>> BEGIN THE RECORDS

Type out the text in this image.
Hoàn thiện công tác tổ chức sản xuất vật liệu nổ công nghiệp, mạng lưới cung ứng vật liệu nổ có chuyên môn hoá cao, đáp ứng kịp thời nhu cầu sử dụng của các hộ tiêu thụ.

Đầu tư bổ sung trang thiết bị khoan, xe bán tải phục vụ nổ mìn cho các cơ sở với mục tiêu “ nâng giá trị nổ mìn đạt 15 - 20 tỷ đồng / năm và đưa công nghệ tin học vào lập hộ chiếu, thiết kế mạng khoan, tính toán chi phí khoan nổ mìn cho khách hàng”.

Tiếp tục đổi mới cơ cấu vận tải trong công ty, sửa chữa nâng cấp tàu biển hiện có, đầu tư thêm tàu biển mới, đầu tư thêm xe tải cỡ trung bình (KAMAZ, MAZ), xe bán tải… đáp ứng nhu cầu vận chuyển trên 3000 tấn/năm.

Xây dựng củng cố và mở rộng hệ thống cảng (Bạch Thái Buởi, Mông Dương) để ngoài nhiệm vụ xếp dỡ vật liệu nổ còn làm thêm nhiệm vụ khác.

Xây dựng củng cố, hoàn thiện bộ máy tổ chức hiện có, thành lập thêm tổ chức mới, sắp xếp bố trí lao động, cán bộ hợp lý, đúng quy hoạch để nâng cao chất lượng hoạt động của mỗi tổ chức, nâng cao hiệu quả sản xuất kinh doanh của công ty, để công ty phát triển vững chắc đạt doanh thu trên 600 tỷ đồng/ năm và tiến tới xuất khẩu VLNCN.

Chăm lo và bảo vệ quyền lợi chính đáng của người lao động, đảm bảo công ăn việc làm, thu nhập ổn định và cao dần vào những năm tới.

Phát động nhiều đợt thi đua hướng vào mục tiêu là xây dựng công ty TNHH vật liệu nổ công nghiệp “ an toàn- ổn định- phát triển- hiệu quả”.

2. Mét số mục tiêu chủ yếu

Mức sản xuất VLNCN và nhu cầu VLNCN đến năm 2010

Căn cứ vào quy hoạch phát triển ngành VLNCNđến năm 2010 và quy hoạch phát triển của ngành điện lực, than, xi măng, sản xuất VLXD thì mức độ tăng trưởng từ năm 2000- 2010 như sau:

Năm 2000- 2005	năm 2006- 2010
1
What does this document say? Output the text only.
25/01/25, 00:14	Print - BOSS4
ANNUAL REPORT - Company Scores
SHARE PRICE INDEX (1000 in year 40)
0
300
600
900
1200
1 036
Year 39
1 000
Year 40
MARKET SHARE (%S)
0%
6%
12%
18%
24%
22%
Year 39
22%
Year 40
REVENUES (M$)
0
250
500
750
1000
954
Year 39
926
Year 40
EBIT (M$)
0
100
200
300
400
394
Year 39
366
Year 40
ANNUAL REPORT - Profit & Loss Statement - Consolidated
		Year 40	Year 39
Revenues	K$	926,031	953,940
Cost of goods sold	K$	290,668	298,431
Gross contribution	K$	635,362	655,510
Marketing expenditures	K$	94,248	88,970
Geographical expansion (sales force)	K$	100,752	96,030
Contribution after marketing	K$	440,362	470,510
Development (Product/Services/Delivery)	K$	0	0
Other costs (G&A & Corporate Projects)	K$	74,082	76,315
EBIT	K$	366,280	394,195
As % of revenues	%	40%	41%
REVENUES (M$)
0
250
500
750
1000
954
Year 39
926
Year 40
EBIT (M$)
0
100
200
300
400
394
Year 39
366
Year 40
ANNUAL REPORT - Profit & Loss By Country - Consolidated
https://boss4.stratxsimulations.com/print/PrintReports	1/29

>> END THE RECORDS

• _GOAL OF THE EXERCISE_:
Count every line bearing the word "triển"; report the total only.

• _THE REPLY_:
3